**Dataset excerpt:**
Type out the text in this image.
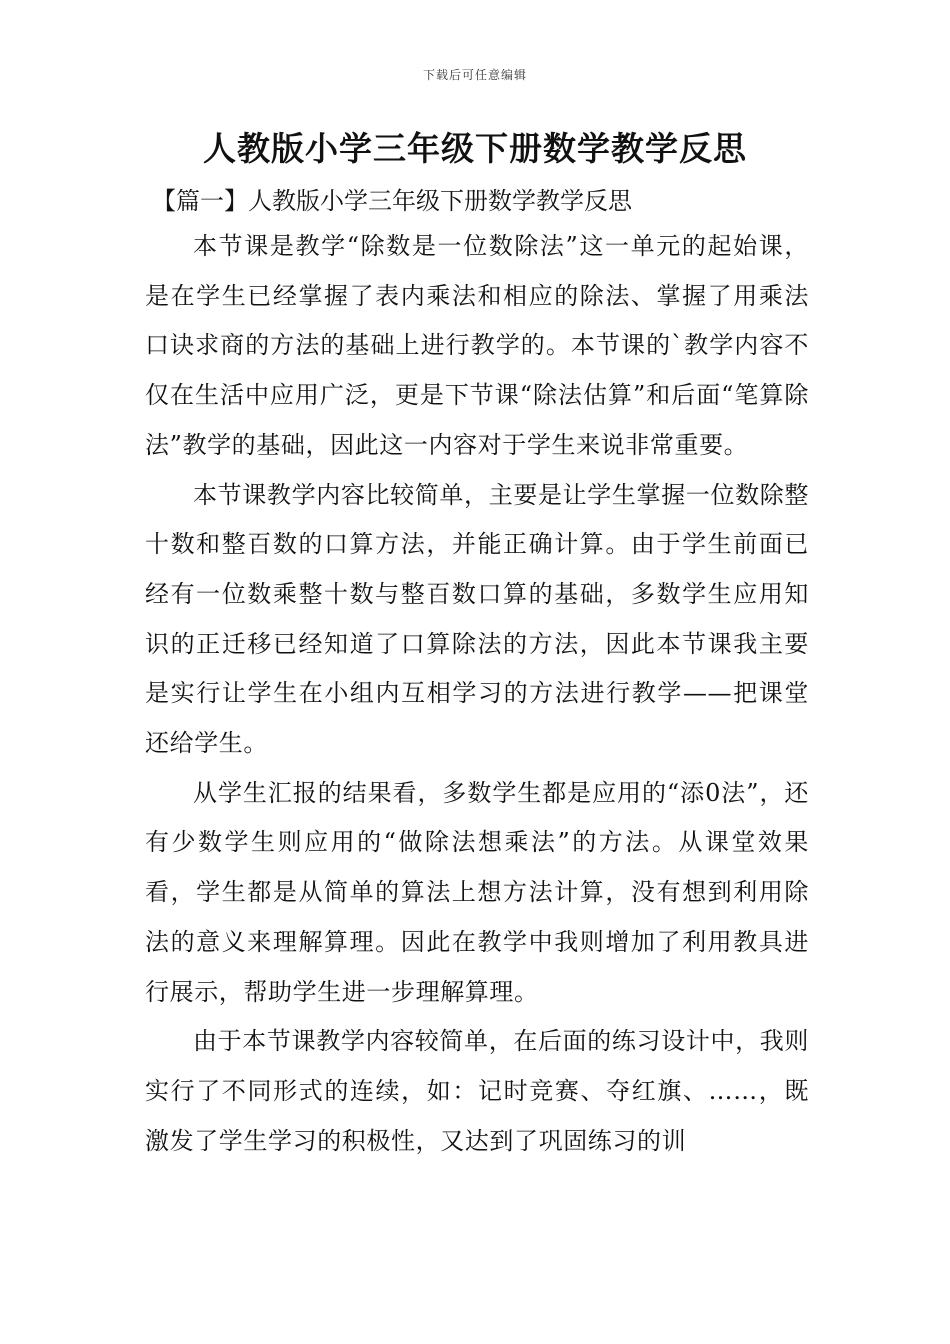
下载后可任意编辑
人教版小学三年级下册数学教学反思
【篇一】人教版小学三年级下册数学教学反思

本节课是教学“除数是一位数除法”这一单元的起始课，是在学生已经掌握了表内乘法和相应的除法、掌握了用乘法口诀求商的方法的基础上进行教学的。本节课的`教学内容不仅在生活中应用广泛，更是下节课“除法估算”和后面“笔算除法”教学的基础，因此这一内容对于学生来说非常重要。

本节课教学内容比较简单，主要是让学生掌握一位数除整十数和整百数的口算方法，并能正确计算。由于学生前面已经有一位数乘整十数与整百数口算的基础，多数学生应用知识的正迁移已经知道了口算除法的方法，因此本节课我主要是实行让学生在小组内互相学习的方法进行教学——把课堂还给学生。

从学生汇报的结果看，多数学生都是应用的“添0法”，还有少数学生则应用的“做除法想乘法”的方法。从课堂效果看，学生都是从简单的算法上想方法计算，没有想到利用除法的意义来理解算理。因此在教学中我则增加了利用教具进行展示，帮助学生进一步理解算理。

由于本节课教学内容较简单，在后面的练习设计中，我则实行了不同形式的连续，如：记时竞赛、夺红旗、……，既激发了学生学习的积极性，又达到了巩固练习的训
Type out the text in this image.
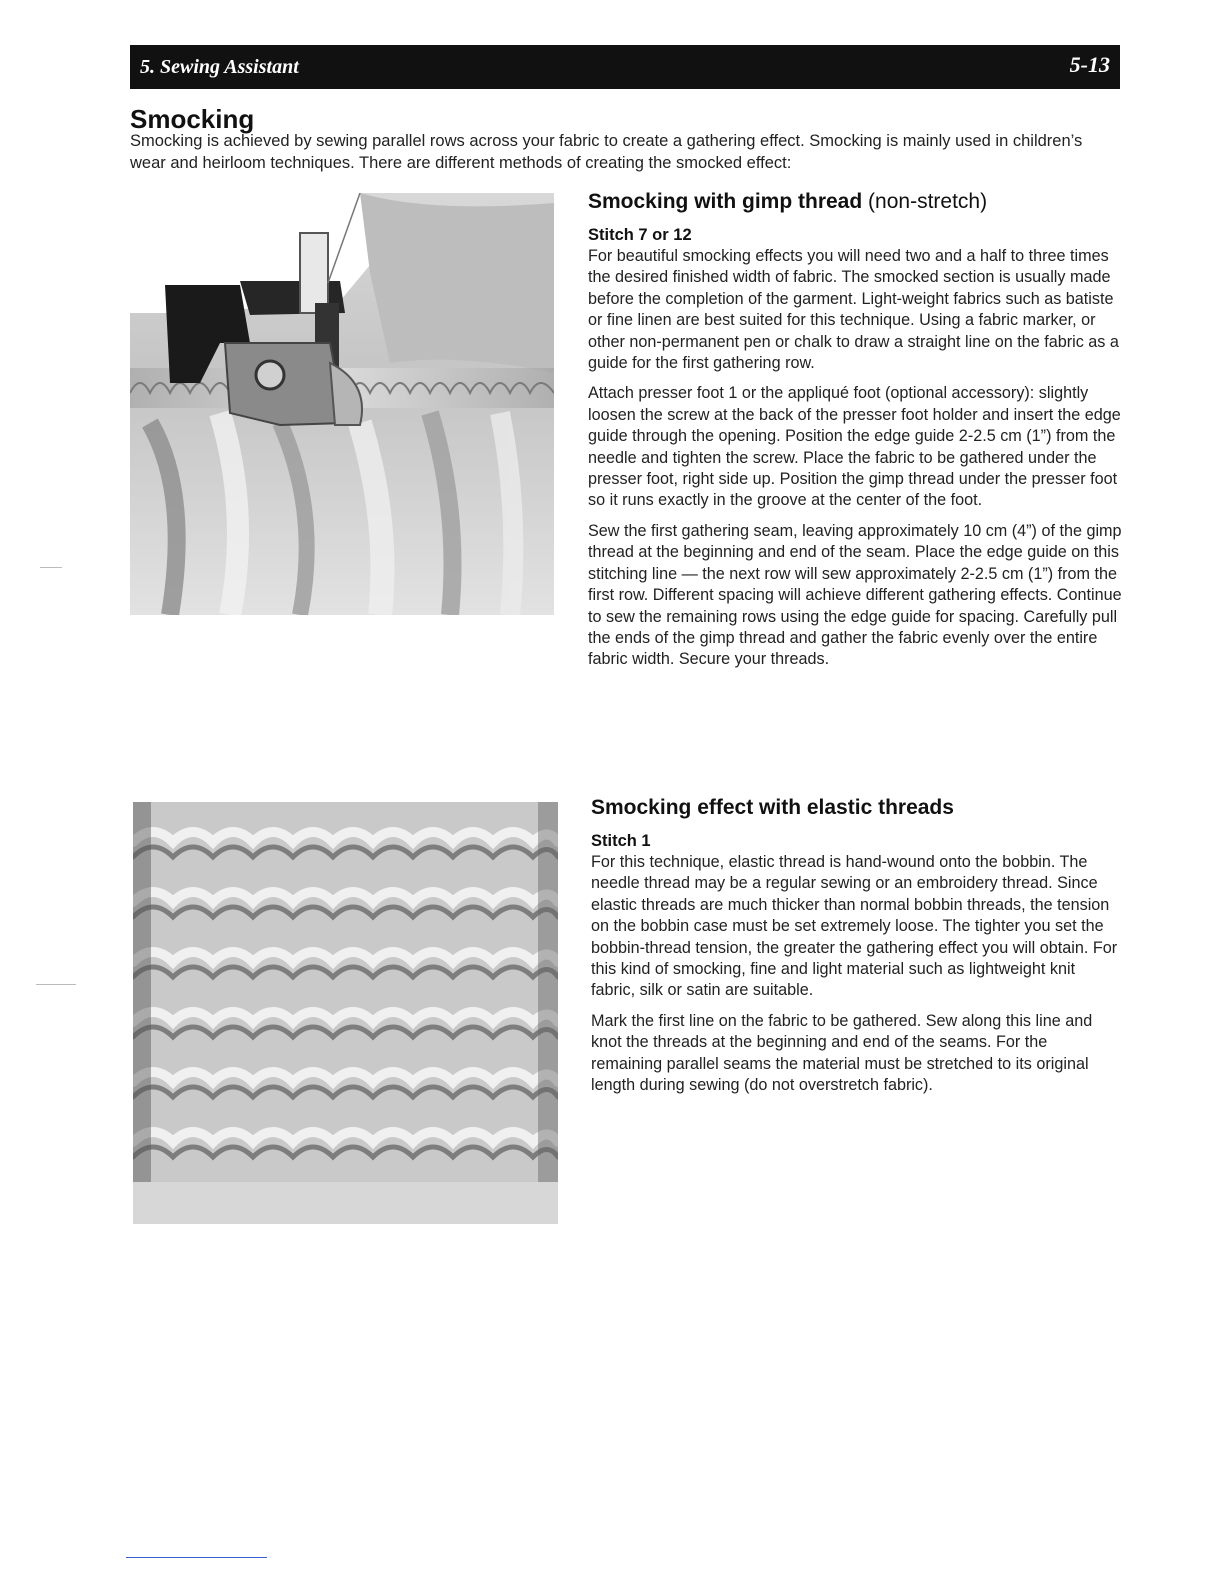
5. Sewing Assistant	5-13
Smocking

Smocking is achieved by sewing parallel rows across your fabric to create a gathering effect. Smocking is mainly used in children’s wear and heirloom techniques. There are different methods of creating the smocked effect:

Smocking with gimp thread (non-stretch)

Stitch 7 or 12

For beautiful smocking effects you will need two and a half to three times the desired finished width of fabric. The smocked section is usually made before the completion of the garment. Light-weight fabrics such as batiste or fine linen are best suited for this technique. Using a fabric marker, or other non-permanent pen or chalk to draw a straight line on the fabric as a guide for the first gathering row.

Attach presser foot 1 or the appliqué foot (optional accessory): slightly loosen the screw at the back of the presser foot holder and insert the edge guide through the opening. Position the edge guide 2-2.5 cm (1”) from the needle and tighten the screw. Place the fabric to be gathered under the presser foot, right side up. Position the gimp thread under the presser foot so it runs exactly in the groove at the center of the foot.

Sew the first gathering seam, leaving approximately 10 cm (4”) of the gimp thread at the beginning and end of the seam. Place the edge guide on this stitching line — the next row will sew approximately 2-2.5 cm (1”) from the first row. Different spacing will achieve different gathering effects. Continue to sew the remaining rows using the edge guide for spacing. Carefully pull the ends of the gimp thread and gather the fabric evenly over the entire fabric width. Secure your threads.

Smocking effect with elastic threads

Stitch 1

For this technique, elastic thread is hand-wound onto the bobbin. The needle thread may be a regular sewing or an embroidery thread. Since elastic threads are much thicker than normal bobbin threads, the tension on the bobbin case must be set extremely loose. The tighter you set the bobbin-thread tension, the greater the gathering effect you will obtain. For this kind of smocking, fine and light material such as lightweight knit fabric, silk or satin are suitable.

Mark the first line on the fabric to be gathered. Sew along this line and knot the threads at the beginning and end of the seams. For the remaining parallel seams the material must be stretched to its original length during sewing (do not overstretch fabric).
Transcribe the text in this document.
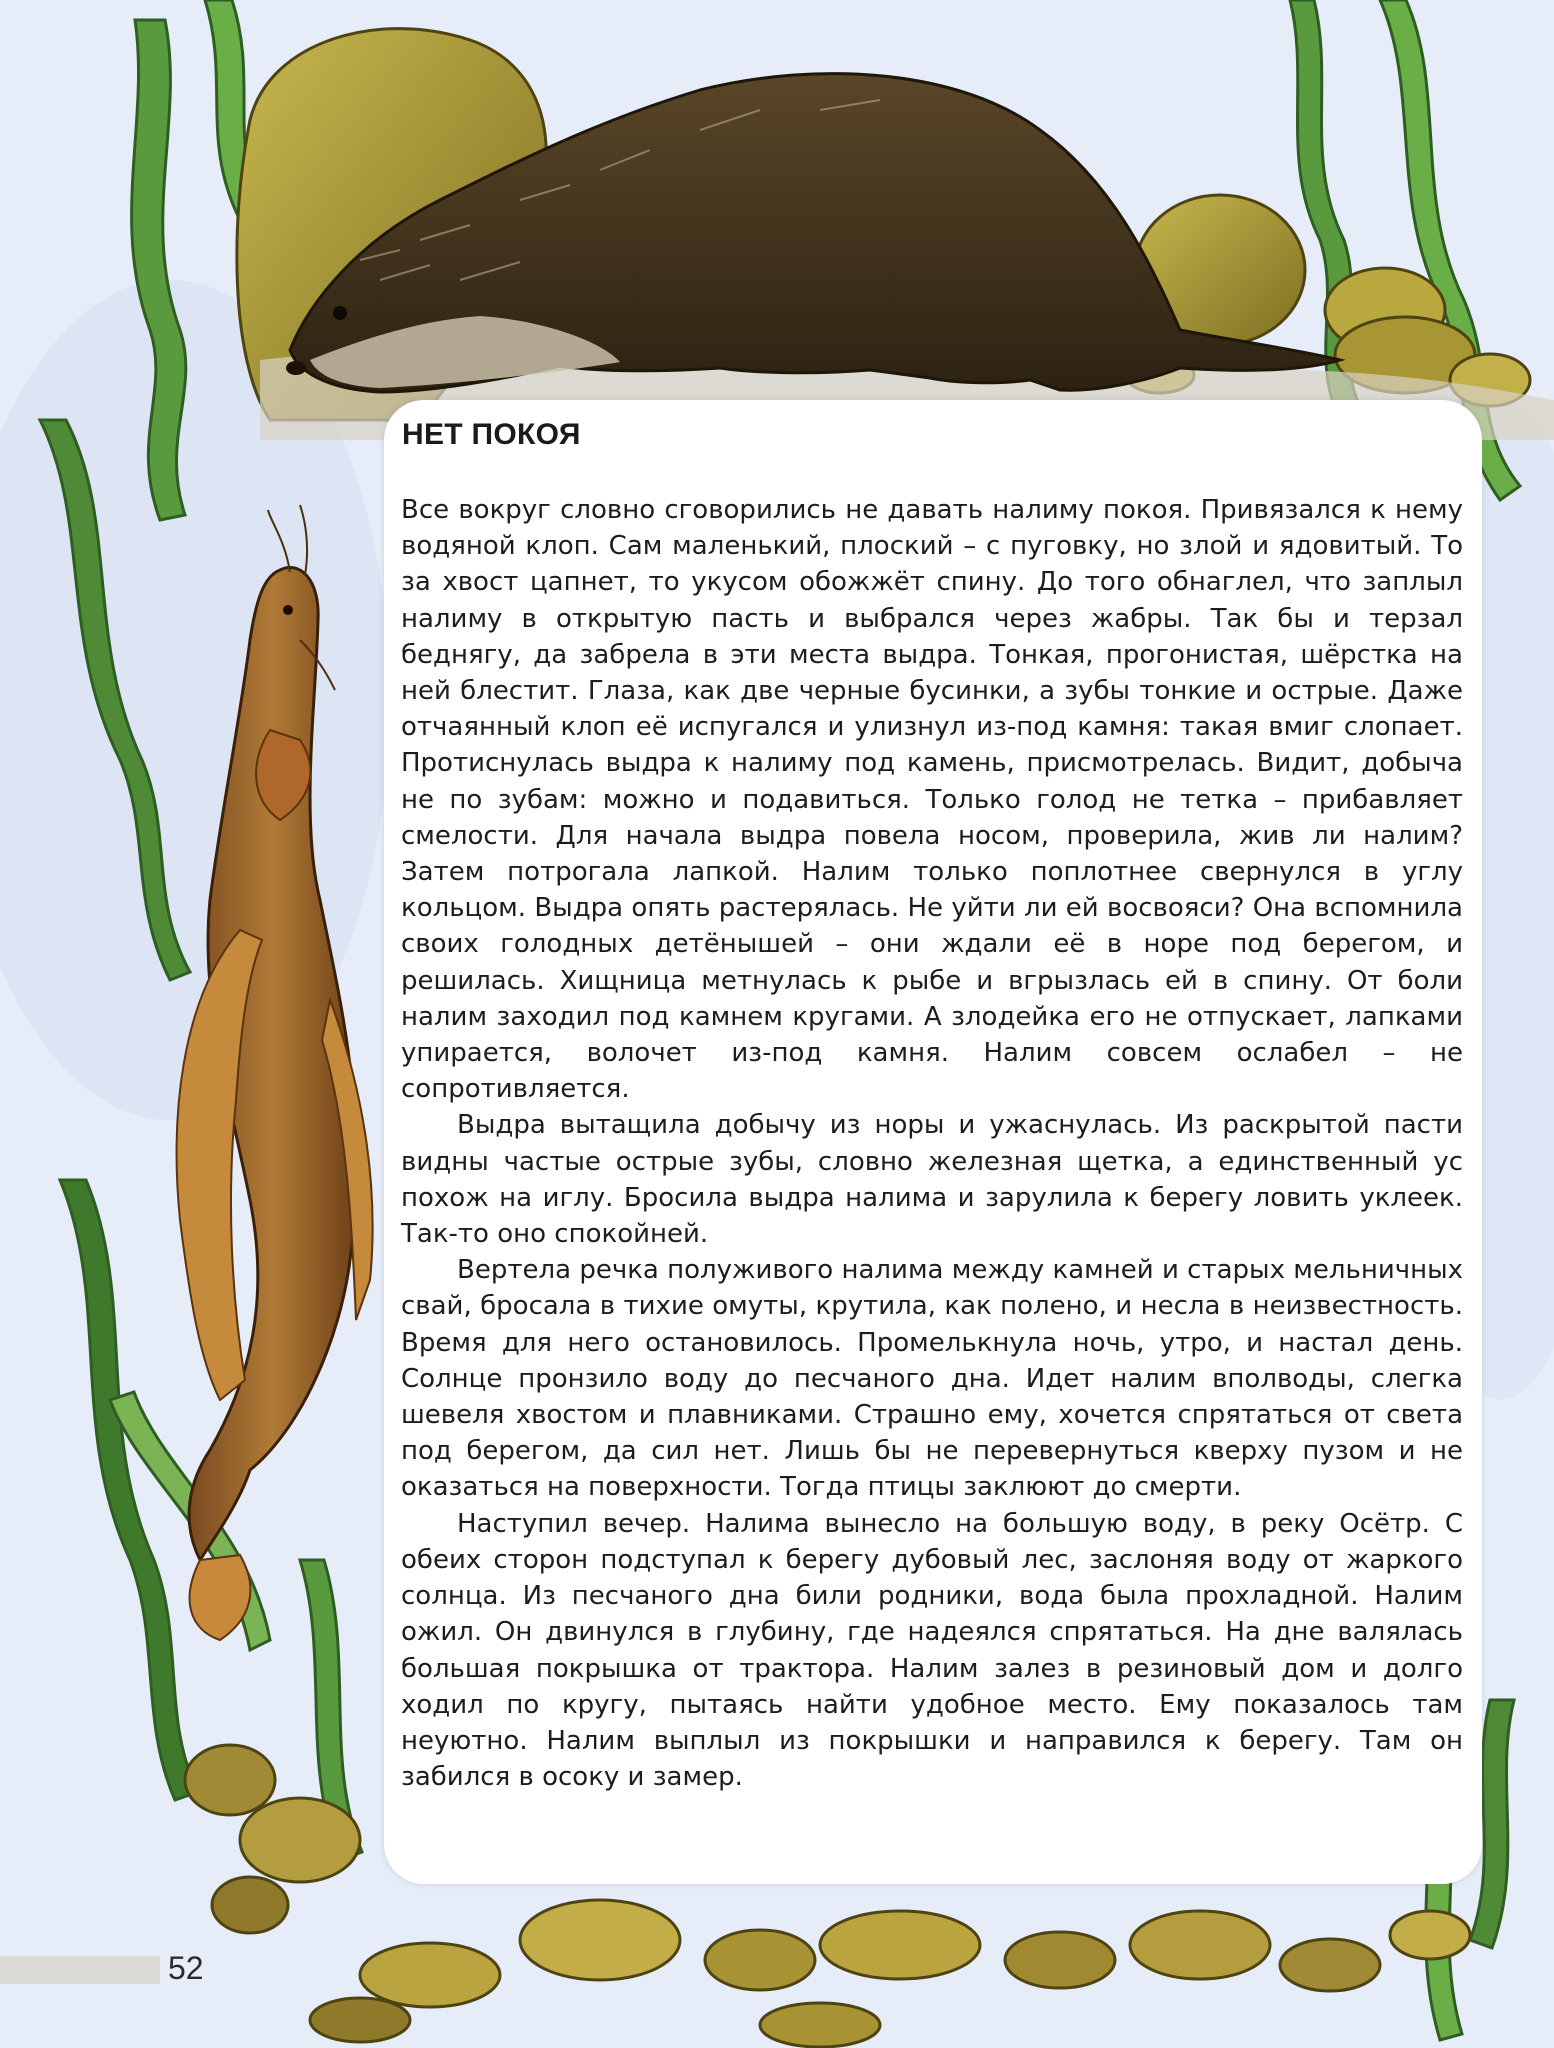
НЕТ ПОКОЯ

Все вокруг словно сговорились не давать налиму покоя. Привязался к нему водяной клоп. Сам маленький, плоский – с пуговку, но злой и ядовитый. То за хвост цапнет, то укусом обожжёт спину. До того обнаглел, что заплыл налиму в открытую пасть и выбрался через жабры. Так бы и терзал беднягу, да забрела в эти места выдра. Тонкая, прогонистая, шёрстка на ней блестит. Глаза, как две черные бусинки, а зубы тонкие и острые. Даже отчаянный клоп её испугался и улизнул из-под камня: такая вмиг слопает. Протиснулась выдра к налиму под камень, присмотрелась. Видит, добыча не по зубам: можно и подавиться. Только голод не тетка – прибавляет смелости. Для начала выдра повела носом, проверила, жив ли налим? Затем потрогала лапкой. Налим только поплотнее свернулся в углу кольцом. Выдра опять растерялась. Не уйти ли ей восвояси? Она вспомнила своих голодных детёнышей – они ждали её в норе под берегом, и решилась. Хищница метнулась к рыбе и вгрызлась ей в спину. От боли налим заходил под камнем кругами. А злодейка его не отпускает, лапками упирается, волочет из-под камня. Налим совсем ослабел – не сопротивляется.

Выдра вытащила добычу из норы и ужаснулась. Из раскрытой пасти видны частые острые зубы, словно железная щетка, а единственный ус похож на иглу. Бросила выдра налима и зарулила к берегу ловить уклеек. Так-то оно спокойней.

Вертела речка полуживого налима между камней и старых мельничных свай, бросала в тихие омуты, крутила, как полено, и несла в неизвестность. Время для него остановилось. Промелькнула ночь, утро, и настал день. Солнце пронзило воду до песчаного дна. Идет налим вполводы, слегка шевеля хвостом и плавниками. Страшно ему, хочется спрятаться от света под берегом, да сил нет. Лишь бы не перевернуться кверху пузом и не оказаться на поверхности. Тогда птицы заклюют до смерти.

Наступил вечер. Налима вынесло на большую воду, в реку Осётр. С обеих сторон подступал к берегу дубовый лес, заслоняя воду от жаркого солнца. Из песчаного дна били родники, вода была прохладной. Налим ожил. Он двинулся в глубину, где надеялся спрятаться. На дне валялась большая покрышка от трактора. Налим залез в резиновый дом и долго ходил по кругу, пытаясь найти удобное место. Ему показалось там неуютно. Налим выплыл из покрышки и направился к берегу. Там он забился в осоку и замер.

52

**The request:**
Give the data again exactly as written, with all pictures left out.

**Answer to this exercise:**
Type out the text in this image.
下载后可任意编辑
人教版小学三年级下册数学教学反思
【篇一】人教版小学三年级下册数学教学反思

本节课是教学“除数是一位数除法”这一单元的起始课，是在学生已经掌握了表内乘法和相应的除法、掌握了用乘法口诀求商的方法的基础上进行教学的。本节课的`教学内容不仅在生活中应用广泛，更是下节课“除法估算”和后面“笔算除法”教学的基础，因此这一内容对于学生来说非常重要。

本节课教学内容比较简单，主要是让学生掌握一位数除整十数和整百数的口算方法，并能正确计算。由于学生前面已经有一位数乘整十数与整百数口算的基础，多数学生应用知识的正迁移已经知道了口算除法的方法，因此本节课我主要是实行让学生在小组内互相学习的方法进行教学——把课堂还给学生。

从学生汇报的结果看，多数学生都是应用的“添0法”，还有少数学生则应用的“做除法想乘法”的方法。从课堂效果看，学生都是从简单的算法上想方法计算，没有想到利用除法的意义来理解算理。因此在教学中我则增加了利用教具进行展示，帮助学生进一步理解算理。

由于本节课教学内容较简单，在后面的练习设计中，我则实行了不同形式的连续，如：记时竞赛、夺红旗、……，既激发了学生学习的积极性，又达到了巩固练习的训
Type out the text in this image.
5. Sewing Assistant	5-13
Smocking

Smocking is achieved by sewing parallel rows across your fabric to create a gathering effect. Smocking is mainly used in children’s wear and heirloom techniques. There are different methods of creating the smocked effect:

Smocking with gimp thread (non-stretch)

Stitch 7 or 12

For beautiful smocking effects you will need two and a half to three times the desired finished width of fabric. The smocked section is usually made before the completion of the garment. Light-weight fabrics such as batiste or fine linen are best suited for this technique. Using a fabric marker, or other non-permanent pen or chalk to draw a straight line on the fabric as a guide for the first gathering row.

Attach presser foot 1 or the appliqué foot (optional accessory): slightly loosen the screw at the back of the presser foot holder and insert the edge guide through the opening. Position the edge guide 2-2.5 cm (1”) from the needle and tighten the screw. Place the fabric to be gathered under the presser foot, right side up. Position the gimp thread under the presser foot so it runs exactly in the groove at the center of the foot.

Sew the first gathering seam, leaving approximately 10 cm (4”) of the gimp thread at the beginning and end of the seam. Place the edge guide on this stitching line — the next row will sew approximately 2-2.5 cm (1”) from the first row. Different spacing will achieve different gathering effects. Continue to sew the remaining rows using the edge guide for spacing. Carefully pull the ends of the gimp thread and gather the fabric evenly over the entire fabric width. Secure your threads.

Smocking effect with elastic threads

Stitch 1

For this technique, elastic thread is hand-wound onto the bobbin. The needle thread may be a regular sewing or an embroidery thread. Since elastic threads are much thicker than normal bobbin threads, the tension on the bobbin case must be set extremely loose. The tighter you set the bobbin-thread tension, the greater the gathering effect you will obtain. For this kind of smocking, fine and light material such as lightweight knit fabric, silk or satin are suitable.

Mark the first line on the fabric to be gathered. Sew along this line and knot the threads at the beginning and end of the seams. For the remaining parallel seams the material must be stretched to its original length during sewing (do not overstretch fabric).
Transcribe the text in this document.
НЕТ ПОКОЯ

Все вокруг словно сговорились не давать налиму покоя. Привязался к нему водяной клоп. Сам маленький, плоский – с пуговку, но злой и ядовитый. То за хвост цапнет, то укусом обожжёт спину. До того обнаглел, что заплыл налиму в открытую пасть и выбрался через жабры. Так бы и терзал беднягу, да забрела в эти места выдра. Тонкая, прогонистая, шёрстка на ней блестит. Глаза, как две черные бусинки, а зубы тонкие и острые. Даже отчаянный клоп её испугался и улизнул из-под камня: такая вмиг слопает. Протиснулась выдра к налиму под камень, присмотрелась. Видит, добыча не по зубам: можно и подавиться. Только голод не тетка – прибавляет смелости. Для начала выдра повела носом, проверила, жив ли налим? Затем потрогала лапкой. Налим только поплотнее свернулся в углу кольцом. Выдра опять растерялась. Не уйти ли ей восвояси? Она вспомнила своих голодных детёнышей – они ждали её в норе под берегом, и решилась. Хищница метнулась к рыбе и вгрызлась ей в спину. От боли налим заходил под камнем кругами. А злодейка его не отпускает, лапками упирается, волочет из-под камня. Налим совсем ослабел – не сопротивляется.

Выдра вытащила добычу из норы и ужаснулась. Из раскрытой пасти видны частые острые зубы, словно железная щетка, а единственный ус похож на иглу. Бросила выдра налима и зарулила к берегу ловить уклеек. Так-то оно спокойней.

Вертела речка полуживого налима между камней и старых мельничных свай, бросала в тихие омуты, крутила, как полено, и несла в неизвестность. Время для него остановилось. Промелькнула ночь, утро, и настал день. Солнце пронзило воду до песчаного дна. Идет налим вполводы, слегка шевеля хвостом и плавниками. Страшно ему, хочется спрятаться от света под берегом, да сил нет. Лишь бы не перевернуться кверху пузом и не оказаться на поверхности. Тогда птицы заклюют до смерти.

Наступил вечер. Налима вынесло на большую воду, в реку Осётр. С обеих сторон подступал к берегу дубовый лес, заслоняя воду от жаркого солнца. Из песчаного дна били родники, вода была прохладной. Налим ожил. Он двинулся в глубину, где надеялся спрятаться. На дне валялась большая покрышка от трактора. Налим залез в резиновый дом и долго ходил по кругу, пытаясь найти удобное место. Ему показалось там неуютно. Налим выплыл из покрышки и направился к берегу. Там он забился в осоку и замер.

52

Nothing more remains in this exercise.